**TASK BRIEF**:
Lines that contain the string "Подножье" are to be copied; leave out all others.

**EXERCISE MATERIALS**:
####################

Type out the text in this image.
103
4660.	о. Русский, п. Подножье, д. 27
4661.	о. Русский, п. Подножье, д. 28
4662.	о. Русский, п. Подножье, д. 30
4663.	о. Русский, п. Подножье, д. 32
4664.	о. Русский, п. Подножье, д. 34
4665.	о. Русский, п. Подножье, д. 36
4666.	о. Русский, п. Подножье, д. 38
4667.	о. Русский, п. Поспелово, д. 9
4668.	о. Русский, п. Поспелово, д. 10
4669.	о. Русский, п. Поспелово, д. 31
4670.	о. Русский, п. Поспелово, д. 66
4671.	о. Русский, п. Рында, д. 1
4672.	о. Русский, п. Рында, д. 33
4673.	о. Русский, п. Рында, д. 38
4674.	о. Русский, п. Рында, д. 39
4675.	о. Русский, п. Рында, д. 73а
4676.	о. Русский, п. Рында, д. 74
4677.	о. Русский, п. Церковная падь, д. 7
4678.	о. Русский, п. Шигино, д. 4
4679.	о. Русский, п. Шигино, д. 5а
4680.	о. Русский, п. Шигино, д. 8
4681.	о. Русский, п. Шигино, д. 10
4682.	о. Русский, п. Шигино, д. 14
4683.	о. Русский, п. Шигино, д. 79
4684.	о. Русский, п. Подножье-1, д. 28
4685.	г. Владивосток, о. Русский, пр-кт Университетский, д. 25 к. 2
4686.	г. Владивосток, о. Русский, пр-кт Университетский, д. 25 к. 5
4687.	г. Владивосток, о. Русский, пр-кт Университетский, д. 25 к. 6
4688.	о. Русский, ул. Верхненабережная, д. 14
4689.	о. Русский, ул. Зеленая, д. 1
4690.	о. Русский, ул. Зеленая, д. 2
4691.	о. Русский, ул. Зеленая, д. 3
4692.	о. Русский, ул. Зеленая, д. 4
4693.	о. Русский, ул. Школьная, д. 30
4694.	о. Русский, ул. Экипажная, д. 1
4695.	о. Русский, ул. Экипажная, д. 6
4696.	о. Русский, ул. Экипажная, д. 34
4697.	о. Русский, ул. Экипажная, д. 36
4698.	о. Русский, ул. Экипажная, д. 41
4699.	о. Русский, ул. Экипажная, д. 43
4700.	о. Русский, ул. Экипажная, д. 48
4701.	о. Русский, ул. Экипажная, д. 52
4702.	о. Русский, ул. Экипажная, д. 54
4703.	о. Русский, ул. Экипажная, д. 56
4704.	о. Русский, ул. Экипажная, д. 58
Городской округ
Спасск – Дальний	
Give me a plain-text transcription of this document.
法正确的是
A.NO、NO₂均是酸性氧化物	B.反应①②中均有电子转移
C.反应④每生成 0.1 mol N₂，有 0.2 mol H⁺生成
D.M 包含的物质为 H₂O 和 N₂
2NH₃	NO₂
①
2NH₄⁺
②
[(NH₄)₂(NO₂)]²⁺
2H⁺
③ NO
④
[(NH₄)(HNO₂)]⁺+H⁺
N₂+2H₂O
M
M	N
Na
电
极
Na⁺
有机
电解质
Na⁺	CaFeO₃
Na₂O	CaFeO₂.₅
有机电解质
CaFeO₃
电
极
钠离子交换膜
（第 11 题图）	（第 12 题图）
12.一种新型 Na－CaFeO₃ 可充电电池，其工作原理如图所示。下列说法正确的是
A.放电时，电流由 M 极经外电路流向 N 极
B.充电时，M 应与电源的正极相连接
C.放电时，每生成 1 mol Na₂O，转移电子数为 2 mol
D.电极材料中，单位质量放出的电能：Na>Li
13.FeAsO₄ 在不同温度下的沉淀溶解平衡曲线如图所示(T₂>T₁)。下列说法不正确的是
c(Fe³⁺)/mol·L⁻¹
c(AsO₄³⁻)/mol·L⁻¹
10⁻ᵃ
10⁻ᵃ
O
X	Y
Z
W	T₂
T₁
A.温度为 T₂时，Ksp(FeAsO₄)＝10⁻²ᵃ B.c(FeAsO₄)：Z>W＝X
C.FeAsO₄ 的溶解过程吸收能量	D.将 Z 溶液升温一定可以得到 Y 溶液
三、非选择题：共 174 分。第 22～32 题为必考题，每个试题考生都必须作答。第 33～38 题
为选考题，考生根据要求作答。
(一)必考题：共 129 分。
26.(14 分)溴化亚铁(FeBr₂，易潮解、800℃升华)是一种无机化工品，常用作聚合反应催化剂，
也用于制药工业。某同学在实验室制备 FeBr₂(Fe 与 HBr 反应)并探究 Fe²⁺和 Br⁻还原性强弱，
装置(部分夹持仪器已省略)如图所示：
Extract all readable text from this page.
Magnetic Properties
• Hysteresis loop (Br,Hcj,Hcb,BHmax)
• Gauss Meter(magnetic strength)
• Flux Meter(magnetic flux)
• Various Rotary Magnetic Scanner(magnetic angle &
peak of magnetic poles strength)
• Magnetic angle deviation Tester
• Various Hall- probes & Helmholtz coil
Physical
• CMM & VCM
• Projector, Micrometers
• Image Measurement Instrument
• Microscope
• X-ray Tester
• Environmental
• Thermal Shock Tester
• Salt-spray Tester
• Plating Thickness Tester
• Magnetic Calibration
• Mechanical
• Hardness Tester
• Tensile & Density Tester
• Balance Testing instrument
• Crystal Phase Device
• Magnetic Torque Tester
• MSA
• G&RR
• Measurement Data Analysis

####################

**EXERCISE OUTPUT**:
4660.	о. Русский, п. Подножье, д. 27
4661.	о. Русский, п. Подножье, д. 28
4662.	о. Русский, п. Подножье, д. 30
4663.	о. Русский, п. Подножье, д. 32
4664.	о. Русский, п. Подножье, д. 34
4665.	о. Русский, п. Подножье, д. 36
4666.	о. Русский, п. Подножье, д. 38
4684.	о. Русский, п. Подножье-1, д. 28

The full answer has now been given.